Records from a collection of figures

☆ ☆ ☆

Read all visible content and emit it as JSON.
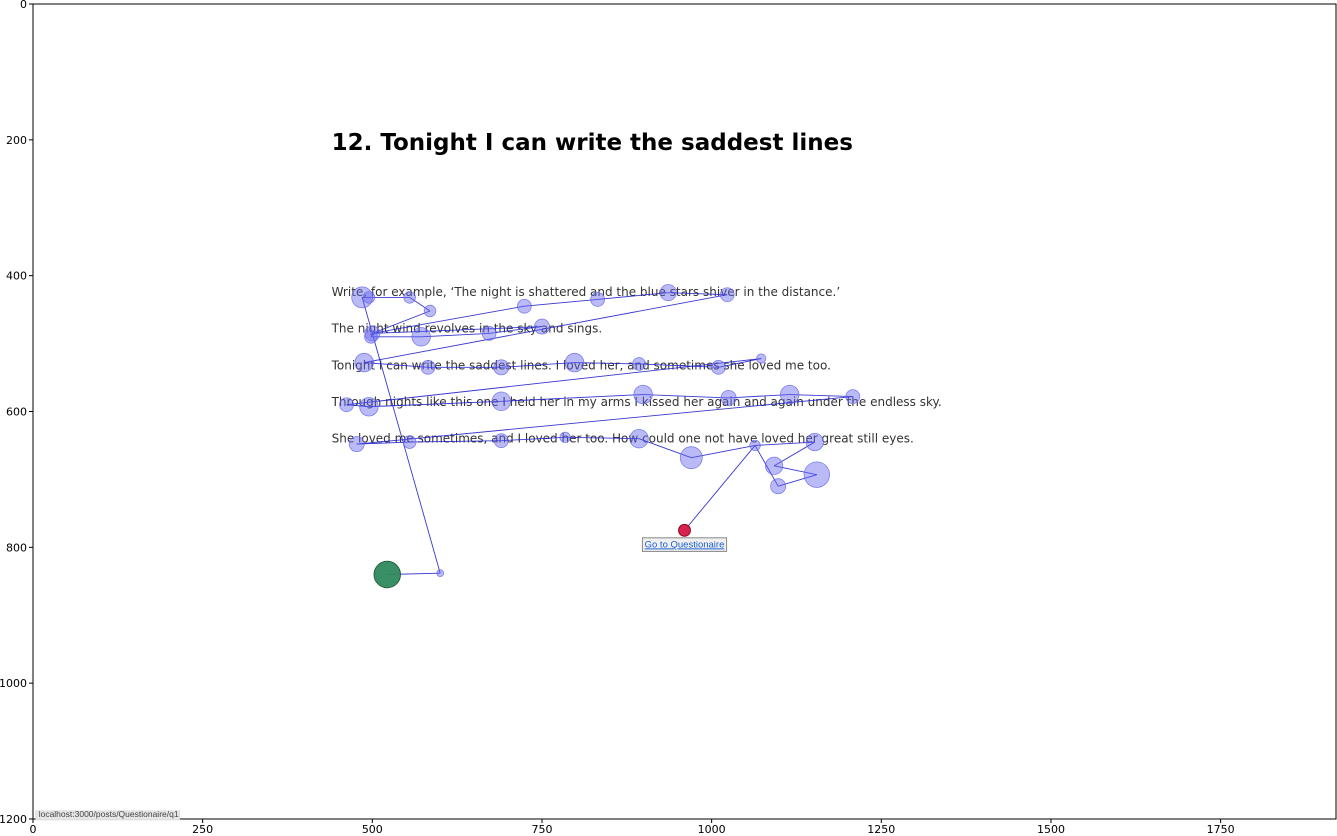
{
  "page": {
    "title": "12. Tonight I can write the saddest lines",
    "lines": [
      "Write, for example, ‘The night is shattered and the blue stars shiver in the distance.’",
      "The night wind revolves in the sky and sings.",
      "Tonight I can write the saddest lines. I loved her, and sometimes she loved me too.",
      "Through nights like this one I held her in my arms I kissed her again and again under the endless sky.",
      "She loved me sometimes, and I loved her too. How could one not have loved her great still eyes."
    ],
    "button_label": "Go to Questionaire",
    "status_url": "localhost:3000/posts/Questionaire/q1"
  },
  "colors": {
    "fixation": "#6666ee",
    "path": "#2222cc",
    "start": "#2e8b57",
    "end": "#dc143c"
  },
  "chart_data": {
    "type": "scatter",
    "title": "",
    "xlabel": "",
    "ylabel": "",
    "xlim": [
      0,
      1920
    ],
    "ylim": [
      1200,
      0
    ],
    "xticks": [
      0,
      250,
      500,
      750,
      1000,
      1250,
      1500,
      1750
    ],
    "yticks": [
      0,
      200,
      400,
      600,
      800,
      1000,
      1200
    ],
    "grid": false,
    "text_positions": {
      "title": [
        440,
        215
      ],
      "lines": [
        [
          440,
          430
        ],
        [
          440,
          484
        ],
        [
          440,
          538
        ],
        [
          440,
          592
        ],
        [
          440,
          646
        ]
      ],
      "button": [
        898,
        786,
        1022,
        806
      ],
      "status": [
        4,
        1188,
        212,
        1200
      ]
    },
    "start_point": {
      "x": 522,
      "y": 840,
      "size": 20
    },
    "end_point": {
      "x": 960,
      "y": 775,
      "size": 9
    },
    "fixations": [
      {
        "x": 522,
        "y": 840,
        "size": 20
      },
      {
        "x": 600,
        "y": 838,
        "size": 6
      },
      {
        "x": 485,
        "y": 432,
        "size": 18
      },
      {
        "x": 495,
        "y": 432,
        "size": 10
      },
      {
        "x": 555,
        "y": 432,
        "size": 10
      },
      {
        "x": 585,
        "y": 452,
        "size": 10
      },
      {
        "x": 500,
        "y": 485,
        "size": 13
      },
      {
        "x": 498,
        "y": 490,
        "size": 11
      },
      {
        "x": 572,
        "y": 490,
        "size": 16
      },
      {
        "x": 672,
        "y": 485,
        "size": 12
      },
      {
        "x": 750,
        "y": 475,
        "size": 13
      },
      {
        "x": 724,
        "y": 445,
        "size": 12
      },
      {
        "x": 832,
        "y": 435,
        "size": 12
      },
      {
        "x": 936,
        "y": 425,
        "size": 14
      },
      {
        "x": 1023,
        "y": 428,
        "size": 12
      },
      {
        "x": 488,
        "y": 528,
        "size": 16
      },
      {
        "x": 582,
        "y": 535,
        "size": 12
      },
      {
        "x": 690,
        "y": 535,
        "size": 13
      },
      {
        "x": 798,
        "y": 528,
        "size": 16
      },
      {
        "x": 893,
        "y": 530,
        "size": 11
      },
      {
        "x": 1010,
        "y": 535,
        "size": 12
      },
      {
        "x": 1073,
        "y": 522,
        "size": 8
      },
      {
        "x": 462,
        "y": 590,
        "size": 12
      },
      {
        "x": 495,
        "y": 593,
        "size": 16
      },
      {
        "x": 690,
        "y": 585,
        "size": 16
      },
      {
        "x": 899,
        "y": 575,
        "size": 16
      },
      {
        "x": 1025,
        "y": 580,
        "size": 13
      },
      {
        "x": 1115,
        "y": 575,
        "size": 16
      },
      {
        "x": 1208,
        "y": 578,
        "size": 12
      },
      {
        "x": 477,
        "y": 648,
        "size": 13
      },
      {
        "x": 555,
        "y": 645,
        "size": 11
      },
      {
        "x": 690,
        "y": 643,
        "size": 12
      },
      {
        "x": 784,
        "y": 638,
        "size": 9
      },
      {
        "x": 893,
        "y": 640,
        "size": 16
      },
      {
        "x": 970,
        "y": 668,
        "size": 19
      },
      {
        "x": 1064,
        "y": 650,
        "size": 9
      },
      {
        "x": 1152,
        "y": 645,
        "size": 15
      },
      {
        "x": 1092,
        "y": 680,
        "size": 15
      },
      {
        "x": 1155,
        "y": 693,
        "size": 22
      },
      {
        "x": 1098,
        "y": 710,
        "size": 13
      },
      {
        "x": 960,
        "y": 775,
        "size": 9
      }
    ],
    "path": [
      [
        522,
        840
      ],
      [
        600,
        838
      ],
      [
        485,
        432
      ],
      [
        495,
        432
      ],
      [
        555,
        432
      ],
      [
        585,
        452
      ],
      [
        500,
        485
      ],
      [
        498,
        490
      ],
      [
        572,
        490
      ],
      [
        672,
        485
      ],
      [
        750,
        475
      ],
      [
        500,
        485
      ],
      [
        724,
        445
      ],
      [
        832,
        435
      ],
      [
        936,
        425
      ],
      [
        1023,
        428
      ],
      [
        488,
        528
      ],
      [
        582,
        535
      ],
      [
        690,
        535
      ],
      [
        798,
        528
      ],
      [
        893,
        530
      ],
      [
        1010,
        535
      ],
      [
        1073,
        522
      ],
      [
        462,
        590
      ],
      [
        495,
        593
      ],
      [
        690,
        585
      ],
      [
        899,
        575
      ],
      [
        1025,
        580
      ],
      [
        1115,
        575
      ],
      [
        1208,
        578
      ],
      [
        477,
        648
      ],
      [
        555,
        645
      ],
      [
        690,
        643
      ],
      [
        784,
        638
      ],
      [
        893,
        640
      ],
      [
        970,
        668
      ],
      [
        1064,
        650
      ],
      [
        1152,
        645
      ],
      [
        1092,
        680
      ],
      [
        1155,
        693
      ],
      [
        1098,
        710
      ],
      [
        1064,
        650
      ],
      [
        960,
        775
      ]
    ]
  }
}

☆ ☆ ☆

Leave out the pictures and print each record exactly as it stands.

■ **Reply**:
Read all visible content and emit it as JSON.
{
  "page": {
    "title": "12. Tonight I can write the saddest lines",
    "lines": [
      "Write, for example, ‘The night is shattered and the blue stars shiver in the distance.’",
      "The night wind revolves in the sky and sings.",
      "Tonight I can write the saddest lines. I loved her, and sometimes she loved me too.",
      "Through nights like this one I held her in my arms I kissed her again and again under the endless sky.",
      "She loved me sometimes, and I loved her too. How could one not have loved her great still eyes."
    ],
    "button_label": "Go to Questionaire",
    "status_url": "localhost:3000/posts/Questionaire/q1"
  },
  "colors": {
    "fixation": "#6666ee",
    "path": "#2222cc",
    "start": "#2e8b57",
    "end": "#dc143c"
  },
  "chart_data": {
    "type": "scatter",
    "title": "",
    "xlabel": "",
    "ylabel": "",
    "xlim": [
      0,
      1920
    ],
    "ylim": [
      1200,
      0
    ],
    "xticks": [
      0,
      250,
      500,
      750,
      1000,
      1250,
      1500,
      1750
    ],
    "yticks": [
      0,
      200,
      400,
      600,
      800,
      1000,
      1200
    ],
    "grid": false,
    "text_positions": {
      "title": [
        440,
        215
      ],
      "lines": [
        [
          440,
          430
        ],
        [
          440,
          484
        ],
        [
          440,
          538
        ],
        [
          440,
          592
        ],
        [
          440,
          646
        ]
      ],
      "button": [
        898,
        786,
        1022,
        806
      ],
      "status": [
        4,
        1188,
        212,
        1200
      ]
    },
    "start_point": {
      "x": 522,
      "y": 840,
      "size": 20
    },
    "end_point": {
      "x": 960,
      "y": 775,
      "size": 9
    },
    "fixations": [
      {
        "x": 522,
        "y": 840,
        "size": 20
      },
      {
        "x": 600,
        "y": 838,
        "size": 6
      },
      {
        "x": 485,
        "y": 432,
        "size": 18
      },
      {
        "x": 495,
        "y": 432,
        "size": 10
      },
      {
        "x": 555,
        "y": 432,
        "size": 10
      },
      {
        "x": 585,
        "y": 452,
        "size": 10
      },
      {
        "x": 500,
        "y": 485,
        "size": 13
      },
      {
        "x": 498,
        "y": 490,
        "size": 11
      },
      {
        "x": 572,
        "y": 490,
        "size": 16
      },
      {
        "x": 672,
        "y": 485,
        "size": 12
      },
      {
        "x": 750,
        "y": 475,
        "size": 13
      },
      {
        "x": 724,
        "y": 445,
        "size": 12
      },
      {
        "x": 832,
        "y": 435,
        "size": 12
      },
      {
        "x": 936,
        "y": 425,
        "size": 14
      },
      {
        "x": 1023,
        "y": 428,
        "size": 12
      },
      {
        "x": 488,
        "y": 528,
        "size": 16
      },
      {
        "x": 582,
        "y": 535,
        "size": 12
      },
      {
        "x": 690,
        "y": 535,
        "size": 13
      },
      {
        "x": 798,
        "y": 528,
        "size": 16
      },
      {
        "x": 893,
        "y": 530,
        "size": 11
      },
      {
        "x": 1010,
        "y": 535,
        "size": 12
      },
      {
        "x": 1073,
        "y": 522,
        "size": 8
      },
      {
        "x": 462,
        "y": 590,
        "size": 12
      },
      {
        "x": 495,
        "y": 593,
        "size": 16
      },
      {
        "x": 690,
        "y": 585,
        "size": 16
      },
      {
        "x": 899,
        "y": 575,
        "size": 16
      },
      {
        "x": 1025,
        "y": 580,
        "size": 13
      },
      {
        "x": 1115,
        "y": 575,
        "size": 16
      },
      {
        "x": 1208,
        "y": 578,
        "size": 12
      },
      {
        "x": 477,
        "y": 648,
        "size": 13
      },
      {
        "x": 555,
        "y": 645,
        "size": 11
      },
      {
        "x": 690,
        "y": 643,
        "size": 12
      },
      {
        "x": 784,
        "y": 638,
        "size": 9
      },
      {
        "x": 893,
        "y": 640,
        "size": 16
      },
      {
        "x": 970,
        "y": 668,
        "size": 19
      },
      {
        "x": 1064,
        "y": 650,
        "size": 9
      },
      {
        "x": 1152,
        "y": 645,
        "size": 15
      },
      {
        "x": 1092,
        "y": 680,
        "size": 15
      },
      {
        "x": 1155,
        "y": 693,
        "size": 22
      },
      {
        "x": 1098,
        "y": 710,
        "size": 13
      },
      {
        "x": 960,
        "y": 775,
        "size": 9
      }
    ],
    "path": [
      [
        522,
        840
      ],
      [
        600,
        838
      ],
      [
        485,
        432
      ],
      [
        495,
        432
      ],
      [
        555,
        432
      ],
      [
        585,
        452
      ],
      [
        500,
        485
      ],
      [
        498,
        490
      ],
      [
        572,
        490
      ],
      [
        672,
        485
      ],
      [
        750,
        475
      ],
      [
        500,
        485
      ],
      [
        724,
        445
      ],
      [
        832,
        435
      ],
      [
        936,
        425
      ],
      [
        1023,
        428
      ],
      [
        488,
        528
      ],
      [
        582,
        535
      ],
      [
        690,
        535
      ],
      [
        798,
        528
      ],
      [
        893,
        530
      ],
      [
        1010,
        535
      ],
      [
        1073,
        522
      ],
      [
        462,
        590
      ],
      [
        495,
        593
      ],
      [
        690,
        585
      ],
      [
        899,
        575
      ],
      [
        1025,
        580
      ],
      [
        1115,
        575
      ],
      [
        1208,
        578
      ],
      [
        477,
        648
      ],
      [
        555,
        645
      ],
      [
        690,
        643
      ],
      [
        784,
        638
      ],
      [
        893,
        640
      ],
      [
        970,
        668
      ],
      [
        1064,
        650
      ],
      [
        1152,
        645
      ],
      [
        1092,
        680
      ],
      [
        1155,
        693
      ],
      [
        1098,
        710
      ],
      [
        1064,
        650
      ],
      [
        960,
        775
      ]
    ]
  }
}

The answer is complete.